:: Text extract
Hank Aaron was better than Willie Mays. No one thinks this. Mays was flashier. But look at it this way: from 1954 to 1966, Willie Mays had great years. But Hank Aaron had a great year every year from 1955 to 1973. He hit 40 home runs in 1973. Better career, better player. He gave you so many more amazing years. Yes, Mays has the higher WAR. So? Aaron was nearly twenty years of awesome production. Mays was a dozen years of awesome production. My best ballplayers of all-time (position players only): Ruth, Cobb, Williams, Aaron. The rest of my top ten moves around, but I am rather certain re: the first four.


Alex Speier was in the booth Monday and he said some touching things about Dennis Eckersley, who is doing his final games. I will miss Eckersley, who is also a person I admire. Early in his career, his wife left him for a teammate. He struggled with alcoholism and it was something that he dealt with for a long time. It was one reason why he wasn't on the road that much as a broadcaster. But he handled it. He gave up one of the most famous, improbably home runs in the sport's history. Best analyst the Red Sox ever had, too. Speier has all of these abstruse stats, so Eckersley dubbed him Stats Masterson. I wonder how many people got the reference to the Bat Masterson, the 1950s TV program. Then again, the people watching these games are largely seventy and up, so most likely quite a few.
::::
:: Extracted entries
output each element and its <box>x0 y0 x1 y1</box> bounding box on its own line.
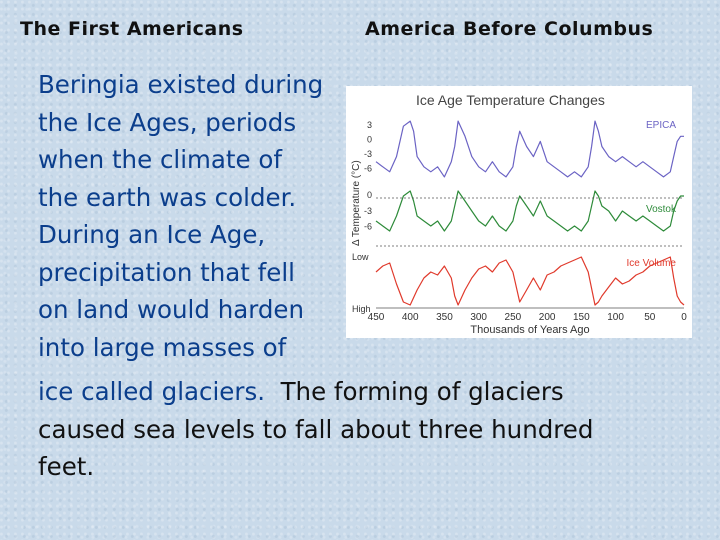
series-label: Ice Volume <box>627 258 677 269</box>
y-tick-label: 3 <box>367 120 372 130</box>
series-label: Vostok <box>646 204 677 215</box>
y-tick-label: Low <box>352 252 369 262</box>
body-continuation: ice called glaciers. The forming of glac… <box>38 373 708 486</box>
y-tick-label: -6 <box>364 164 372 174</box>
x-tick-label: 150 <box>573 312 590 323</box>
continuation-lines: caused sea levels to fall about three hu… <box>38 411 708 486</box>
y-tick-label: -3 <box>364 149 372 159</box>
x-axis-label: Thousands of Years Ago <box>470 324 589 336</box>
y-tick-label: -6 <box>364 222 372 232</box>
temperature-chart: Ice Age Temperature Changes Δ Temperature… <box>346 86 692 338</box>
x-tick-label: 450 <box>368 312 385 323</box>
continuation-line-1: ice called glaciers. The forming of glac… <box>38 373 708 411</box>
header-left-title: The First Americans <box>20 18 244 40</box>
continuation-black-text: The forming of glaciers <box>280 377 564 406</box>
y-tick-label: High <box>352 304 371 314</box>
paragraph-line: into large masses of <box>38 332 287 362</box>
chart-svg: Ice Age Temperature Changes Δ Temperature… <box>351 92 687 336</box>
continuation-blue-text: ice called glaciers. <box>38 377 265 406</box>
x-tick-label: 50 <box>644 312 656 323</box>
continuation-line: caused sea levels to fall about three hu… <box>38 414 594 444</box>
series-line-2 <box>375 256 685 306</box>
paragraph-line: the earth was colder. <box>38 182 297 212</box>
y-tick-label: 0 <box>367 190 372 200</box>
x-tick-label: 200 <box>539 312 556 323</box>
x-tick-label: 0 <box>681 312 687 323</box>
series-line-1 <box>375 190 684 232</box>
x-tick-label: 350 <box>436 312 453 323</box>
y-axis-label: Δ Temperature (°C) <box>351 160 362 246</box>
y-tick-label: -3 <box>364 206 372 216</box>
header-right-title: America Before Columbus <box>365 18 654 40</box>
paragraph-line: the Ice Ages, periods <box>38 107 297 137</box>
paragraph-line: Beringia existed during <box>38 70 324 99</box>
series-label: EPICA <box>646 120 676 131</box>
x-tick-label: 250 <box>505 312 522 323</box>
x-tick-label: 400 <box>402 312 419 323</box>
x-tick-label: 300 <box>470 312 487 323</box>
paragraph-line: on land would harden <box>38 295 305 324</box>
x-tick-label: 100 <box>607 312 624 323</box>
paragraph-line: precipitation that fell <box>38 257 295 287</box>
continuation-line: feet. <box>38 452 95 481</box>
y-tick-label: 0 <box>367 135 372 145</box>
series-line-0 <box>375 120 684 178</box>
body-paragraph: Beringia existed during the Ice Ages, per… <box>38 66 348 366</box>
paragraph-line: when the climate of <box>38 145 282 174</box>
chart-title: Ice Age Temperature Changes <box>416 92 605 108</box>
paragraph-line: During an Ice Age, <box>38 220 266 249</box>
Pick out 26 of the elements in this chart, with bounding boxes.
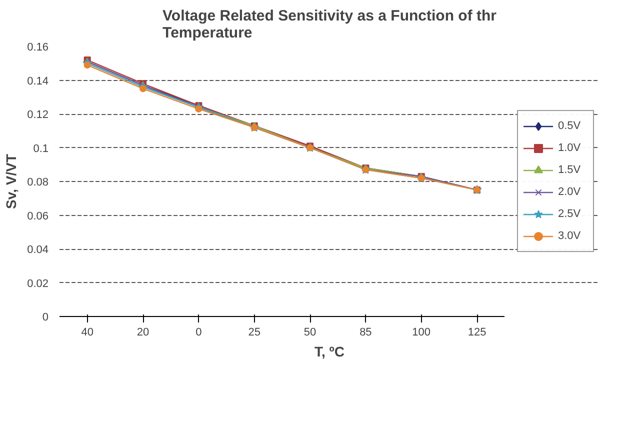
::::
Job »
In the baseball commentary, what nickname did Dennis Eckersley give Alex Speier?

Solution »
Stats Masterson